▶ **RECORDS SUPPLIED**

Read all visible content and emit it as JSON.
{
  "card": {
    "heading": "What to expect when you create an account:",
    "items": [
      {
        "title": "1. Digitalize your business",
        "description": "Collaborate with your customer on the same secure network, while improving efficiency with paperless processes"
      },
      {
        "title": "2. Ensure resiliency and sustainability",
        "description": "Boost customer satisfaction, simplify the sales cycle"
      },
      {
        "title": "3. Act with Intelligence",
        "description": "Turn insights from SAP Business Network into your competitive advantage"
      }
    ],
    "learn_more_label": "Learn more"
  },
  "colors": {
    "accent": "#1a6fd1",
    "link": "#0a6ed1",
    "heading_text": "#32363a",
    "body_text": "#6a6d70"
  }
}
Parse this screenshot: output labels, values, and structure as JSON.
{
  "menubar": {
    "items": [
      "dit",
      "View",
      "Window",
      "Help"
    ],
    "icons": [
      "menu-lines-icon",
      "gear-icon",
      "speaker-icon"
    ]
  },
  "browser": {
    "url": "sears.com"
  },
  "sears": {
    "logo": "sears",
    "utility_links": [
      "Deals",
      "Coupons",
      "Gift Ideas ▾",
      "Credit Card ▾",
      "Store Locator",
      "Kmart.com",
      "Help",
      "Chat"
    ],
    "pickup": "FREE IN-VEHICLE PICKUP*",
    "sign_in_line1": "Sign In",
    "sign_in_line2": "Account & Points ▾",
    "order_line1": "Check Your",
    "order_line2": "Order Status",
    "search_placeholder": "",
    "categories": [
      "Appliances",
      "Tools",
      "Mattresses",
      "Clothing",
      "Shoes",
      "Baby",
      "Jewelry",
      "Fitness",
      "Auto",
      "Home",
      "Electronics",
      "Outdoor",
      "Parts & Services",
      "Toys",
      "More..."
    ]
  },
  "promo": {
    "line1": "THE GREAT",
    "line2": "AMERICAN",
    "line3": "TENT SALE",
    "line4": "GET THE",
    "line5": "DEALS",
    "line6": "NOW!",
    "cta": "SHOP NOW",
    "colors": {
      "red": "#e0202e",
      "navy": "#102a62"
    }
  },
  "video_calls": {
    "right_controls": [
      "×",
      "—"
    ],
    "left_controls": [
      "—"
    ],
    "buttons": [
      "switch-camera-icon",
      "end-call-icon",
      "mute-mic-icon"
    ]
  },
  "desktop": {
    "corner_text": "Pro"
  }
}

▶ **TASK PROMPT**
Recite the full listing above exactly.

▶ **FINISHED TASK**
Read all visible content and emit it as JSON.
{
  "card": {
    "heading": "What to expect when you create an account:",
    "items": [
      {
        "title": "1. Digitalize your business",
        "description": "Collaborate with your customer on the same secure network, while improving efficiency with paperless processes"
      },
      {
        "title": "2. Ensure resiliency and sustainability",
        "description": "Boost customer satisfaction, simplify the sales cycle"
      },
      {
        "title": "3. Act with Intelligence",
        "description": "Turn insights from SAP Business Network into your competitive advantage"
      }
    ],
    "learn_more_label": "Learn more"
  },
  "colors": {
    "accent": "#1a6fd1",
    "link": "#0a6ed1",
    "heading_text": "#32363a",
    "body_text": "#6a6d70"
  }
}
Parse this screenshot: output labels, values, and structure as JSON.
{
  "menubar": {
    "items": [
      "dit",
      "View",
      "Window",
      "Help"
    ],
    "icons": [
      "menu-lines-icon",
      "gear-icon",
      "speaker-icon"
    ]
  },
  "browser": {
    "url": "sears.com"
  },
  "sears": {
    "logo": "sears",
    "utility_links": [
      "Deals",
      "Coupons",
      "Gift Ideas ▾",
      "Credit Card ▾",
      "Store Locator",
      "Kmart.com",
      "Help",
      "Chat"
    ],
    "pickup": "FREE IN-VEHICLE PICKUP*",
    "sign_in_line1": "Sign In",
    "sign_in_line2": "Account & Points ▾",
    "order_line1": "Check Your",
    "order_line2": "Order Status",
    "search_placeholder": "",
    "categories": [
      "Appliances",
      "Tools",
      "Mattresses",
      "Clothing",
      "Shoes",
      "Baby",
      "Jewelry",
      "Fitness",
      "Auto",
      "Home",
      "Electronics",
      "Outdoor",
      "Parts & Services",
      "Toys",
      "More..."
    ]
  },
  "promo": {
    "line1": "THE GREAT",
    "line2": "AMERICAN",
    "line3": "TENT SALE",
    "line4": "GET THE",
    "line5": "DEALS",
    "line6": "NOW!",
    "cta": "SHOP NOW",
    "colors": {
      "red": "#e0202e",
      "navy": "#102a62"
    }
  },
  "video_calls": {
    "right_controls": [
      "×",
      "—"
    ],
    "left_controls": [
      "—"
    ],
    "buttons": [
      "switch-camera-icon",
      "end-call-icon",
      "mute-mic-icon"
    ]
  },
  "desktop": {
    "corner_text": "Pro"
  }
}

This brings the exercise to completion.